Many trials have been conducted to achieve both deep penetration and weld quality, and the vacuum laser beam welding (VLBW) method has been proposed as one of the promising methods. VLBW enables deep penetration depth and welding stability under relatively low laser power, which is hard to achieve in atmospheric pressure laser welding [4]. These characteristics are attributed to the extraordinarily low ambient pressure. As the ambient pressure decreases, the material and welding characteristics that differ from atmospheric pressure are as follows.
Under low ambient pressure, the evaporation temperature of the base material decreases. For steel, for example, the ambient pressure drop from atmospheric pressure to 10 Pa reduces the evaporation temperature from 3100 K to approximately 1850 K. The decrease in vaporization temperature can lower the energy required to vaporize the base metal and conduct keyhole mode welding [5]. In addition, the range between evaporation and melting temperatures (i.e., the temperature range of the liquid phase) decreases because the melting temperature of the metal is almost independent of the ambient pressure. Thin, molten keyhole walls resulting from the narrow temperature range of the liquid phase can enhance keyhole stability by reducing the number of keyhole collapses [6]. Additionally, the size of the plasma plume generated during laser welding decreases, so the energy absorbed into the plume can be reduced. Consequently, keyhole mode welding can be implemented even at low energy input, and a penetration depth more than twice that possible with atmospheric pressure welding can be achieved with VLBW [7,8,9].
In previous studies, the laser beam was typically delivered through a coupling glass that transmitted the laser beam and sealed the vacuum chamber. However, since VLBW is performed inside a vacuum chamber, the fumes generated during welding adhere to the inner chamber walls and the coupling glass. The contamination of coupling glass caused by the deposition of high-temperature welding fume particles gradually accumulates as the welding trial continues. Since laser energy is absorbed by the contaminated region of the coupling glass, laser transmittance decreases. Furthermore, the contamination and heat generation lead to thermal deformation and changes in the refractive index of the coupling glass, which changes the laser beam profile and the laser focal point [10]. Consequently, penetration depth or weld quality is inconsistent with increasing process time. Therefore, a protective system must be designed and applied to prevent contamination of the coupling glass.
Previous researchers have suggested several protective systems to prevent contamination of the coupling glass in the vacuum chamber. Arata et al. devised two separate vacuum chambers connected vertically, and a single hole on the bottom of the upper chamber acted as an aerodynamic window to prevent contamination of the coupling glass [4]. Katayama et al. applied a cylindrical protective system between the coupling glass and the vacuum chamber. N2 shielding gas was supplied into the cylindrical protective system to prevent contamination of the coupling glass [7]. Jakobs developed a Laser beam welding in Vacuum (LaVa) system to prevent the contamination of coupling glass, where a long, focal-length laser optic and shielding gas were adopted [6].

• • • • •

Print the passage on vacuum laser beam welding word for word, beginning at "Many trials have" and ending after "are as follows.".

• • • • •

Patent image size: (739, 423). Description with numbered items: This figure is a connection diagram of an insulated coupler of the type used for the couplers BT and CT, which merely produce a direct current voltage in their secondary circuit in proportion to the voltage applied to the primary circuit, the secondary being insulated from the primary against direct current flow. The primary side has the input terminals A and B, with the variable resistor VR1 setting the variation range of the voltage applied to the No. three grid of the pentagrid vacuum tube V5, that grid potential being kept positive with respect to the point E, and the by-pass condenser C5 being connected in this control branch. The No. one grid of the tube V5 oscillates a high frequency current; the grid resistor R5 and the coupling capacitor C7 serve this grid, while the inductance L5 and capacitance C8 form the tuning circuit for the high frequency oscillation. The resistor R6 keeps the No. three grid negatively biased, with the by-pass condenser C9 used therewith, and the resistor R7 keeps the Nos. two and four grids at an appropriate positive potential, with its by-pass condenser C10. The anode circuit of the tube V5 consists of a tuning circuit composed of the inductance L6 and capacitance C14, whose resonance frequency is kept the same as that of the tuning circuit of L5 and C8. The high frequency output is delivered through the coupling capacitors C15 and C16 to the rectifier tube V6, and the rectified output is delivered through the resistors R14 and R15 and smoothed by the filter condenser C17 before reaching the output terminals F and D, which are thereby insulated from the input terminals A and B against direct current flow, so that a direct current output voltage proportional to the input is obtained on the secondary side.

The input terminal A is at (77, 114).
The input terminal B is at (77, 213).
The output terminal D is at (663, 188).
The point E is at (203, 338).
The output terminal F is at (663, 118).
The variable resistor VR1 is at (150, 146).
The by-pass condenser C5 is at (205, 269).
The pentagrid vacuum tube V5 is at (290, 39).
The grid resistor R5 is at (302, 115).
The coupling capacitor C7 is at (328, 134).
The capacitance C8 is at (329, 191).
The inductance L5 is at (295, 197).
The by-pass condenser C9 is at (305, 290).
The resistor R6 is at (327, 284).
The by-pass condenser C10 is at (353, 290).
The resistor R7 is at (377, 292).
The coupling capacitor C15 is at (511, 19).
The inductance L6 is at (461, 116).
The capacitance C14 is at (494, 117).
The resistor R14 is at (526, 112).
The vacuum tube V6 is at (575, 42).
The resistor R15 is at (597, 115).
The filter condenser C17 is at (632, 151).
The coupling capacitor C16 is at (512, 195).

• • • • •

▶ Result of this task
Many trials have been conducted to achieve both deep penetration and weld quality, and the vacuum laser beam welding (VLBW) method has been proposed as one of the promising methods. VLBW enables deep penetration depth and welding stability under relatively low laser power, which is hard to achieve in atmospheric pressure laser welding [4]. These characteristics are attributed to the extraordinarily low ambient pressure. As the ambient pressure decreases, the material and welding characteristics that differ from atmospheric pressure are as follows.